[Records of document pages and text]
════════════════

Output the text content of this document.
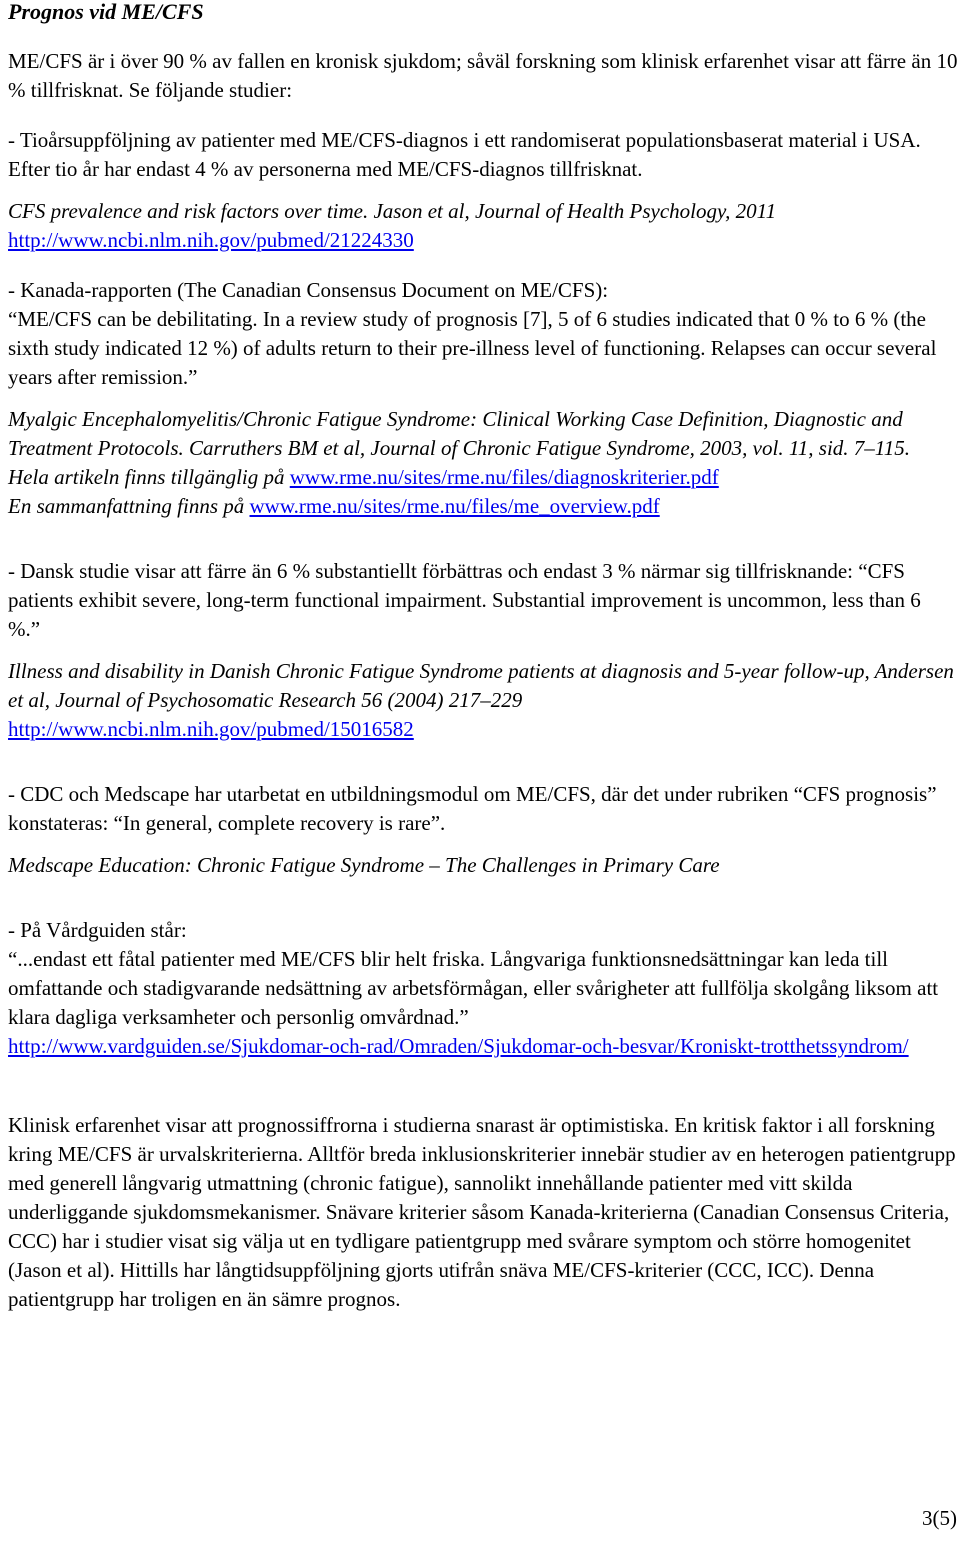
Prognos vid ME/CFS

ME/CFS är i över 90 % av fallen en kronisk sjukdom; såväl forskning som klinisk erfarenhet visar att färre än 10 % tillfrisknat. Se följande studier:

- Tioårsuppföljning av patienter med ME/CFS-diagnos i ett randomiserat populationsbaserat material i USA. Efter tio år har endast 4 % av personerna med ME/CFS-diagnos tillfrisknat.

CFS prevalence and risk factors over time. Jason et al, Journal of Health Psychology, 2011

http://www.ncbi.nlm.nih.gov/pubmed/21224330

- Kanada-rapporten (The Canadian Consensus Document on ME/CFS):

“ME/CFS can be debilitating. In a review study of prognosis [7], 5 of 6 studies indicated that 0 % to 6 % (the sixth study indicated 12 %) of adults return to their pre-illness level of functioning. Relapses can occur several years after remission.”

Myalgic Encephalomyelitis/Chronic Fatigue Syndrome: Clinical Working Case Definition, Diagnostic and Treatment Protocols. Carruthers BM et al, Journal of Chronic Fatigue Syndrome, 2003, vol. 11, sid. 7–115.

Hela artikeln finns tillgänglig på www.rme.nu/sites/rme.nu/files/diagnoskriterier.pdf

En sammanfattning finns på www.rme.nu/sites/rme.nu/files/me_overview.pdf

- Dansk studie visar att färre än 6 % substantiellt förbättras och endast 3 % närmar sig tillfrisknande: “CFS patients exhibit severe, long-term functional impairment. Substantial improvement is uncommon, less than 6 %.”

Illness and disability in Danish Chronic Fatigue Syndrome patients at diagnosis and 5-year follow-up, Andersen et al, Journal of Psychosomatic Research 56 (2004) 217–229

http://www.ncbi.nlm.nih.gov/pubmed/15016582

- CDC och Medscape har utarbetat en utbildningsmodul om ME/CFS, där det under rubriken “CFS prognosis” konstateras: “In general, complete recovery is rare”.

Medscape Education: Chronic Fatigue Syndrome – The Challenges in Primary Care

- På Vårdguiden står:

“...endast ett fåtal patienter med ME/CFS blir helt friska. Långvariga funktionsnedsättningar kan leda till omfattande och stadigvarande nedsättning av arbetsförmågan, eller svårigheter att fullfölja skolgång liksom att klara dagliga verksamheter och personlig omvårdnad.”

http://www.vardguiden.se/Sjukdomar-och-rad/Omraden/Sjukdomar-och-besvar/Kroniskt-trotthetssyndrom/

Klinisk erfarenhet visar att prognossiffrorna i studierna snarast är optimistiska. En kritisk faktor i all forskning kring ME/CFS är urvalskriterierna. Alltför breda inklusionskriterier innebär studier av en heterogen patientgrupp med generell långvarig utmattning (chronic fatigue), sannolikt innehållande patienter med vitt skilda underliggande sjukdomsmekanismer. Snävare kriterier såsom Kanada-kriterierna (Canadian Consensus Criteria, CCC) har i studier visat sig välja ut en tydligare patientgrupp med svårare symptom och större homogenitet (Jason et al). Hittills har långtidsuppföljning gjorts utifrån snäva ME/CFS-kriterier (CCC, ICC). Denna patientgrupp har troligen en än sämre prognos.

3(5)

════════════════

**Action item**
What is needed is an exact printout of every record above, with the pictures left out.

**Written response**
Output the text content of this document.
Prognos vid ME/CFS

ME/CFS är i över 90 % av fallen en kronisk sjukdom; såväl forskning som klinisk erfarenhet visar att färre än 10 % tillfrisknat. Se följande studier:

- Tioårsuppföljning av patienter med ME/CFS-diagnos i ett randomiserat populationsbaserat material i USA. Efter tio år har endast 4 % av personerna med ME/CFS-diagnos tillfrisknat.

CFS prevalence and risk factors over time. Jason et al, Journal of Health Psychology, 2011

http://www.ncbi.nlm.nih.gov/pubmed/21224330

- Kanada-rapporten (The Canadian Consensus Document on ME/CFS):

“ME/CFS can be debilitating. In a review study of prognosis [7], 5 of 6 studies indicated that 0 % to 6 % (the sixth study indicated 12 %) of adults return to their pre-illness level of functioning. Relapses can occur several years after remission.”

Myalgic Encephalomyelitis/Chronic Fatigue Syndrome: Clinical Working Case Definition, Diagnostic and Treatment Protocols. Carruthers BM et al, Journal of Chronic Fatigue Syndrome, 2003, vol. 11, sid. 7–115.

Hela artikeln finns tillgänglig på www.rme.nu/sites/rme.nu/files/diagnoskriterier.pdf

En sammanfattning finns på www.rme.nu/sites/rme.nu/files/me_overview.pdf

- Dansk studie visar att färre än 6 % substantiellt förbättras och endast 3 % närmar sig tillfrisknande: “CFS patients exhibit severe, long-term functional impairment. Substantial improvement is uncommon, less than 6 %.”

Illness and disability in Danish Chronic Fatigue Syndrome patients at diagnosis and 5-year follow-up, Andersen et al, Journal of Psychosomatic Research 56 (2004) 217–229

http://www.ncbi.nlm.nih.gov/pubmed/15016582

- CDC och Medscape har utarbetat en utbildningsmodul om ME/CFS, där det under rubriken “CFS prognosis” konstateras: “In general, complete recovery is rare”.

Medscape Education: Chronic Fatigue Syndrome – The Challenges in Primary Care

- På Vårdguiden står:

“...endast ett fåtal patienter med ME/CFS blir helt friska. Långvariga funktionsnedsättningar kan leda till omfattande och stadigvarande nedsättning av arbetsförmågan, eller svårigheter att fullfölja skolgång liksom att klara dagliga verksamheter och personlig omvårdnad.”

http://www.vardguiden.se/Sjukdomar-och-rad/Omraden/Sjukdomar-och-besvar/Kroniskt-trotthetssyndrom/

Klinisk erfarenhet visar att prognossiffrorna i studierna snarast är optimistiska. En kritisk faktor i all forskning kring ME/CFS är urvalskriterierna. Alltför breda inklusionskriterier innebär studier av en heterogen patientgrupp med generell långvarig utmattning (chronic fatigue), sannolikt innehållande patienter med vitt skilda underliggande sjukdomsmekanismer. Snävare kriterier såsom Kanada-kriterierna (Canadian Consensus Criteria, CCC) har i studier visat sig välja ut en tydligare patientgrupp med svårare symptom och större homogenitet (Jason et al). Hittills har långtidsuppföljning gjorts utifrån snäva ME/CFS-kriterier (CCC, ICC). Denna patientgrupp har troligen en än sämre prognos.

3(5)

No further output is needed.